> [Directive]: Copy every line of the records below where the word "macrophages" occurs.

━━━━━ Data supplied ━━━━━

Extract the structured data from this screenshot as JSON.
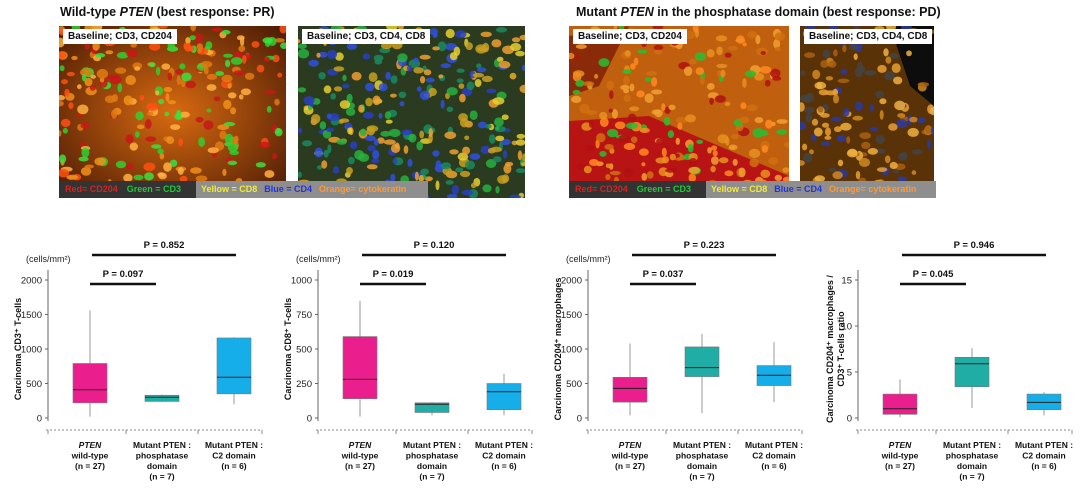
{
  "images": {
    "wildtype_header": {
      "pre": "Wild-type ",
      "gene": "PTEN",
      "post": " (best response: PR)"
    },
    "mutant_header": {
      "pre": "Mutant ",
      "gene": "PTEN",
      "post": " in the phosphatase domain (best response: PD)"
    },
    "panel_labels": [
      "Baseline; CD3, CD204",
      "Baseline; CD3, CD4, CD8",
      "Baseline; CD3, CD204",
      "Baseline; CD3, CD4, CD8"
    ],
    "legend_a": [
      {
        "text": "Red= CD204",
        "color": "#e0201b"
      },
      {
        "text": "Green = CD3",
        "color": "#22c83a"
      }
    ],
    "legend_b": [
      {
        "text": "Yellow = CD8",
        "color": "#f2ee2a"
      },
      {
        "text": "Blue = CD4",
        "color": "#2233dd"
      },
      {
        "text": "Orange= cytokeratin",
        "color": "#ff9a33"
      }
    ]
  },
  "categories": [
    {
      "name": "PTEN",
      "line2": "wild-type",
      "line3": "(n = 27)"
    },
    {
      "name": "Mutant PTEN :",
      "line2": "phosphatase",
      "line3": "domain",
      "line4": "(n = 7)"
    },
    {
      "name": "Mutant PTEN :",
      "line2": "C2 domain",
      "line3": "(n = 6)"
    }
  ],
  "chart_data": [
    {
      "type": "box",
      "units": "(cells/mm²)",
      "ylabel": "Carcinoma CD3⁺ T-cells",
      "ylim": [
        0,
        2000
      ],
      "ticks": [
        0,
        500,
        1000,
        1500,
        2000
      ],
      "tick_labels": [
        "0",
        "500",
        "1000",
        "1500",
        "2000"
      ],
      "colors": [
        "#ea1e8c",
        "#1fada5",
        "#16aee8"
      ],
      "boxes": [
        {
          "min": 20,
          "q1": 220,
          "median": 410,
          "q3": 790,
          "max": 1560
        },
        {
          "min": 230,
          "q1": 240,
          "median": 300,
          "q3": 330,
          "max": 340
        },
        {
          "min": 200,
          "q1": 350,
          "median": 590,
          "q3": 1160,
          "max": 1170
        }
      ],
      "pvalues": [
        {
          "text": "P = 0.097",
          "from": 0,
          "to": 1,
          "level": 1
        },
        {
          "text": "P = 0.852",
          "from": 0,
          "to": 2,
          "level": 2
        }
      ]
    },
    {
      "type": "box",
      "units": "(cells/mm²)",
      "ylabel": "Carcinoma CD8⁺ T-cells",
      "ylim": [
        0,
        1000
      ],
      "ticks": [
        0,
        250,
        500,
        750,
        1000
      ],
      "tick_labels": [
        "0",
        "250",
        "500",
        "750",
        "1000"
      ],
      "colors": [
        "#ea1e8c",
        "#1fada5",
        "#16aee8"
      ],
      "boxes": [
        {
          "min": 10,
          "q1": 140,
          "median": 280,
          "q3": 590,
          "max": 850
        },
        {
          "min": 20,
          "q1": 40,
          "median": 100,
          "q3": 110,
          "max": 115
        },
        {
          "min": 20,
          "q1": 60,
          "median": 190,
          "q3": 250,
          "max": 320
        }
      ],
      "pvalues": [
        {
          "text": "P = 0.019",
          "from": 0,
          "to": 1,
          "level": 1
        },
        {
          "text": "P = 0.120",
          "from": 0,
          "to": 2,
          "level": 2
        }
      ]
    },
    {
      "type": "box",
      "units": "(cells/mm²)",
      "ylabel": "Carcinoma CD204⁺ macrophages",
      "ylim": [
        0,
        2000
      ],
      "ticks": [
        0,
        500,
        1000,
        1500,
        2000
      ],
      "tick_labels": [
        "0",
        "500",
        "1000",
        "1500",
        "2000"
      ],
      "colors": [
        "#ea1e8c",
        "#1fada5",
        "#16aee8"
      ],
      "boxes": [
        {
          "min": 40,
          "q1": 230,
          "median": 430,
          "q3": 590,
          "max": 1080
        },
        {
          "min": 70,
          "q1": 600,
          "median": 730,
          "q3": 1030,
          "max": 1220
        },
        {
          "min": 230,
          "q1": 470,
          "median": 620,
          "q3": 760,
          "max": 1100
        }
      ],
      "pvalues": [
        {
          "text": "P = 0.037",
          "from": 0,
          "to": 1,
          "level": 1
        },
        {
          "text": "P = 0.223",
          "from": 0,
          "to": 2,
          "level": 2
        }
      ]
    },
    {
      "type": "box",
      "units": "",
      "ylabel": "Carcinoma CD204⁺ macrophages / CD3⁺ T-cells ratio",
      "ylim": [
        0,
        15
      ],
      "ticks": [
        0,
        5,
        10,
        15
      ],
      "tick_labels": [
        "0",
        "5",
        "10",
        "15"
      ],
      "colors": [
        "#ea1e8c",
        "#1fada5",
        "#16aee8"
      ],
      "boxes": [
        {
          "min": 0.1,
          "q1": 0.4,
          "median": 1.0,
          "q3": 2.6,
          "max": 4.2
        },
        {
          "min": 1.1,
          "q1": 3.4,
          "median": 5.9,
          "q3": 6.6,
          "max": 7.6
        },
        {
          "min": 0.3,
          "q1": 0.9,
          "median": 1.7,
          "q3": 2.6,
          "max": 2.8
        }
      ],
      "pvalues": [
        {
          "text": "P = 0.045",
          "from": 0,
          "to": 1,
          "level": 1
        },
        {
          "text": "P = 0.946",
          "from": 0,
          "to": 2,
          "level": 2
        }
      ]
    }
  ]
}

━━━━━

> [Full solution]:
      "ylabel": "Carcinoma CD204⁺ macrophages",
      "ylabel": "Carcinoma CD204⁺ macrophages / CD3⁺ T-cells ratio",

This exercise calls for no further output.